*Exercise goal*. Filter this data down to the lines that hold "type", and copy them.

*Input rows*.
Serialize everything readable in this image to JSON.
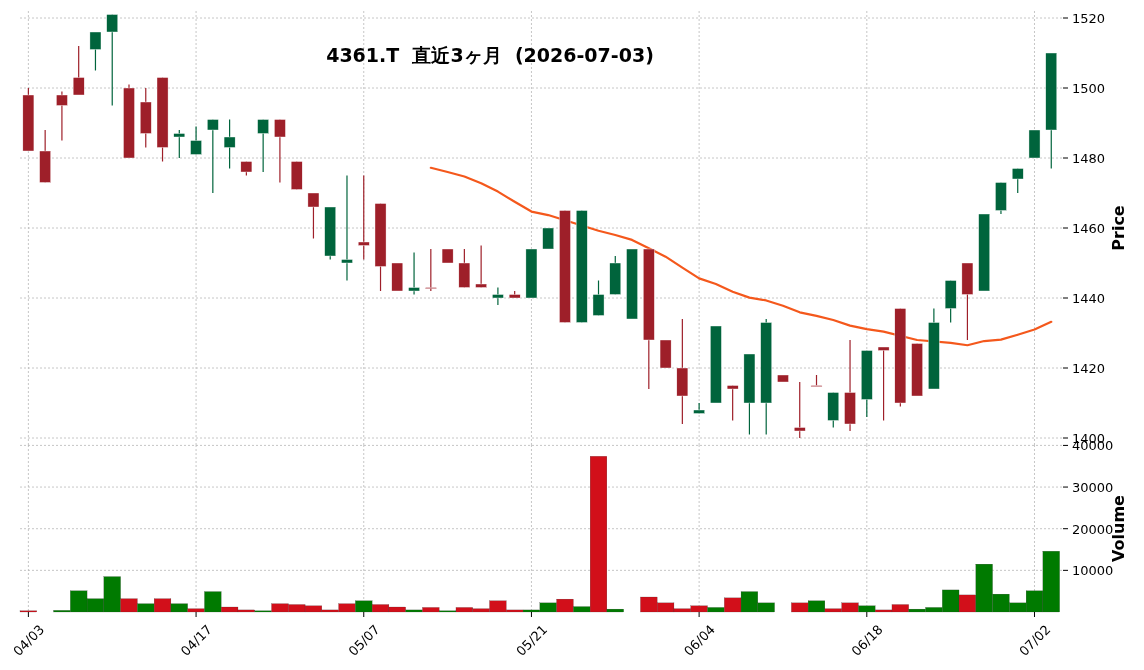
{
  "chart_data": [
    {
      "type": "candlestick",
      "title": "4361.T  直近3ヶ月  (2026-07-03)",
      "ylabel": "Price",
      "categories": [
        null,
        null,
        null,
        null,
        null,
        null,
        null,
        null,
        null,
        null,
        null,
        null,
        null,
        null,
        null,
        null,
        null,
        null,
        null,
        null,
        null,
        null,
        null,
        null,
        null,
        null,
        null,
        null,
        null,
        null,
        null,
        null,
        null,
        null,
        null,
        null,
        null,
        null,
        null,
        null,
        null,
        null,
        null,
        null,
        null,
        null,
        null,
        null,
        null,
        null,
        null,
        null,
        null,
        null,
        null,
        null,
        null,
        null,
        null,
        null,
        null,
        null
      ],
      "series": [
        {
          "type": "line",
          "color": "#f4581c",
          "values": [
            null,
            null,
            null,
            null,
            null,
            null,
            null,
            null,
            null,
            null,
            null,
            null,
            null,
            null,
            null,
            null,
            null,
            null,
            null,
            null,
            null,
            null,
            null,
            null,
            1477.2,
            1476,
            1474.7,
            1472.8,
            1470.4,
            1467.5,
            1464.7,
            1463.7,
            null,
            null,
            1459.2,
            1458,
            1456.6,
            1454.2,
            1451.8,
            1448.7,
            1445.6,
            1444,
            1441.8,
            1440.1,
            1439.3,
            1437.8,
            1435.9,
            1434.9,
            1433.7,
            1432.1,
            1431.1,
            1430.4,
            null,
            1428,
            null,
            1427.2,
            1426.5,
            1427.7,
            1428.1,
            1429.5,
            1431,
            1433.2
          ]
        },
        {
          "ohlc": [
            [
              1498,
              1500,
              1482,
              1482
            ],
            [
              1482,
              1488,
              1473,
              1473
            ],
            [
              1498,
              1499,
              1485,
              1495
            ],
            [
              1503,
              1512,
              1498,
              1498
            ],
            [
              1511,
              1516,
              1505,
              1516
            ],
            [
              1516,
              1521,
              1495,
              1521
            ],
            [
              1500,
              1501,
              1480,
              1480
            ],
            [
              1496,
              1500,
              1483,
              1487
            ],
            [
              1503,
              1503,
              1479,
              1483
            ],
            [
              1486,
              1488,
              1480,
              1487
            ],
            [
              1481,
              1489,
              1481,
              1485
            ],
            [
              1488,
              1491,
              1470,
              1491
            ],
            [
              1483,
              1491,
              1477,
              1486
            ],
            [
              1479,
              1479,
              1475,
              1476
            ],
            [
              1487,
              1491,
              1476,
              1491
            ],
            [
              1491,
              1491,
              1473,
              1486
            ],
            [
              1479,
              1479,
              1471,
              1471
            ],
            [
              1470,
              1470,
              1457,
              1466
            ],
            [
              1452,
              1466,
              1451,
              1466
            ],
            [
              1450,
              1475,
              1445,
              1451
            ],
            [
              1456,
              1475,
              1451,
              1455
            ],
            [
              1467,
              1467,
              1442,
              1449
            ],
            [
              1450,
              1450,
              1442,
              1442
            ],
            [
              1442,
              1453,
              1441,
              1443
            ],
            [
              1443,
              1454,
              1442,
              1443
            ],
            [
              1454,
              1454,
              1450,
              1450
            ],
            [
              1450,
              1454,
              1443,
              1443
            ],
            [
              1444,
              1455,
              1443,
              1443
            ],
            [
              1440,
              1443,
              1438,
              1441
            ],
            [
              1441,
              1442,
              1440,
              1440
            ],
            [
              1440,
              1454,
              1440,
              1454
            ],
            [
              1454,
              1460,
              1454,
              1460
            ],
            [
              1465,
              1465,
              1433,
              1433
            ],
            [
              1433,
              1465,
              1433,
              1465
            ],
            [
              1435,
              1445,
              1435,
              1441
            ],
            [
              1441,
              1452,
              1441,
              1450
            ],
            [
              1434,
              1454,
              1434,
              1454
            ],
            [
              1454,
              1454,
              1414,
              1428
            ],
            [
              1428,
              1428,
              1420,
              1420
            ],
            [
              1420,
              1434,
              1404,
              1412
            ],
            [
              1407,
              1410,
              1407,
              1408
            ],
            [
              1410,
              1432,
              1410,
              1432
            ],
            [
              1415,
              1415,
              1405,
              1414
            ],
            [
              1410,
              1424,
              1401,
              1424
            ],
            [
              1410,
              1434,
              1401,
              1433
            ],
            [
              1418,
              1418,
              1416,
              1416
            ],
            [
              1403,
              1416,
              1400,
              1402
            ],
            [
              1415,
              1418,
              1415,
              1415
            ],
            [
              1405,
              1413,
              1403,
              1413
            ],
            [
              1413,
              1428,
              1402,
              1404
            ],
            [
              1411,
              1425,
              1406,
              1425
            ],
            [
              1426,
              1426,
              1405,
              1425
            ],
            [
              1437,
              1437,
              1409,
              1410
            ],
            [
              1427,
              1427,
              1412,
              1412
            ],
            [
              1414,
              1437,
              1414,
              1433
            ],
            [
              1437,
              1445,
              1433,
              1445
            ],
            [
              1450,
              1450,
              1428,
              1441
            ],
            [
              1442,
              1464,
              1442,
              1464
            ],
            [
              1465,
              1473,
              1464,
              1473
            ],
            [
              1474,
              1477,
              1470,
              1477
            ],
            [
              1480,
              1488,
              1480,
              1488
            ],
            [
              1488,
              1510,
              1477,
              1510
            ]
          ],
          "colors": [
            "#9e1f29",
            "#9e1f29",
            "#9e1f29",
            "#9e1f29",
            "#00643c",
            "#00643c",
            "#9e1f29",
            "#9e1f29",
            "#9e1f29",
            "#00643c",
            "#00643c",
            "#00643c",
            "#00643c",
            "#9e1f29",
            "#00643c",
            "#9e1f29",
            "#9e1f29",
            "#9e1f29",
            "#00643c",
            "#00643c",
            "#9e1f29",
            "#9e1f29",
            "#9e1f29",
            "#00643c",
            "#9e1f29",
            "#9e1f29",
            "#9e1f29",
            "#9e1f29",
            "#00643c",
            "#9e1f29",
            "#00643c",
            "#00643c",
            "#9e1f29",
            "#00643c",
            "#00643c",
            "#00643c",
            "#00643c",
            "#9e1f29",
            "#9e1f29",
            "#9e1f29",
            "#00643c",
            "#00643c",
            "#9e1f29",
            "#00643c",
            "#00643c",
            "#9e1f29",
            "#9e1f29",
            "#9e1f29",
            "#00643c",
            "#9e1f29",
            "#00643c",
            "#9e1f29",
            "#9e1f29",
            "#9e1f29",
            "#00643c",
            "#00643c",
            "#9e1f29",
            "#00643c",
            "#00643c",
            "#00643c",
            "#00643c",
            "#00643c"
          ]
        }
      ],
      "ylim": [
        1398,
        1522
      ],
      "yticks": [
        1400,
        1420,
        1440,
        1460,
        1480,
        1500,
        1520
      ],
      "grid": true,
      "tick_labels": "y"
    },
    {
      "type": "bar",
      "ylabel": "Volume",
      "categories": [
        "04/03",
        null,
        null,
        null,
        null,
        null,
        null,
        null,
        null,
        null,
        "04/17",
        null,
        null,
        null,
        null,
        null,
        null,
        null,
        null,
        null,
        "05/07",
        null,
        null,
        null,
        null,
        null,
        null,
        null,
        null,
        null,
        "05/21",
        null,
        null,
        null,
        null,
        null,
        null,
        null,
        null,
        null,
        "06/04",
        null,
        null,
        null,
        null,
        null,
        null,
        null,
        null,
        null,
        "06/18",
        null,
        null,
        null,
        null,
        null,
        null,
        null,
        null,
        null,
        "07/02",
        null
      ],
      "values": [
        300,
        null,
        400,
        5100,
        3200,
        8500,
        3200,
        2000,
        3200,
        2000,
        800,
        4900,
        1200,
        500,
        300,
        2000,
        1800,
        1500,
        500,
        2000,
        2700,
        1800,
        1200,
        500,
        1100,
        300,
        1100,
        800,
        2700,
        500,
        500,
        2200,
        3100,
        1300,
        37400,
        700,
        null,
        3600,
        2200,
        800,
        1500,
        1100,
        3400,
        4900,
        2200,
        null,
        2200,
        2700,
        800,
        2200,
        1500,
        500,
        1800,
        700,
        1100,
        5300,
        4100,
        11500,
        4300,
        2200,
        5100,
        14600
      ],
      "colors": [
        "#d20f1a",
        null,
        "#007a00",
        "#007a00",
        "#007a00",
        "#007a00",
        "#d20f1a",
        "#007a00",
        "#d20f1a",
        "#007a00",
        "#d20f1a",
        "#007a00",
        "#d20f1a",
        "#d20f1a",
        "#007a00",
        "#d20f1a",
        "#d20f1a",
        "#d20f1a",
        "#d20f1a",
        "#d20f1a",
        "#007a00",
        "#d20f1a",
        "#d20f1a",
        "#007a00",
        "#d20f1a",
        "#007a00",
        "#d20f1a",
        "#d20f1a",
        "#d20f1a",
        "#d20f1a",
        "#007a00",
        "#007a00",
        "#d20f1a",
        "#007a00",
        "#d20f1a",
        "#007a00",
        null,
        "#d20f1a",
        "#d20f1a",
        "#d20f1a",
        "#d20f1a",
        "#007a00",
        "#d20f1a",
        "#007a00",
        "#007a00",
        null,
        "#d20f1a",
        "#007a00",
        "#d20f1a",
        "#d20f1a",
        "#007a00",
        "#d20f1a",
        "#d20f1a",
        "#007a00",
        "#007a00",
        "#007a00",
        "#d20f1a",
        "#007a00",
        "#007a00",
        "#007a00",
        "#007a00",
        "#007a00"
      ],
      "ylim": [
        0,
        40100
      ],
      "yticks": [
        10000,
        20000,
        30000,
        40000
      ],
      "grid": true
    }
  ]
}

*Result of this task*.
      "type": "candlestick",
          "type": "line",
      "type": "bar",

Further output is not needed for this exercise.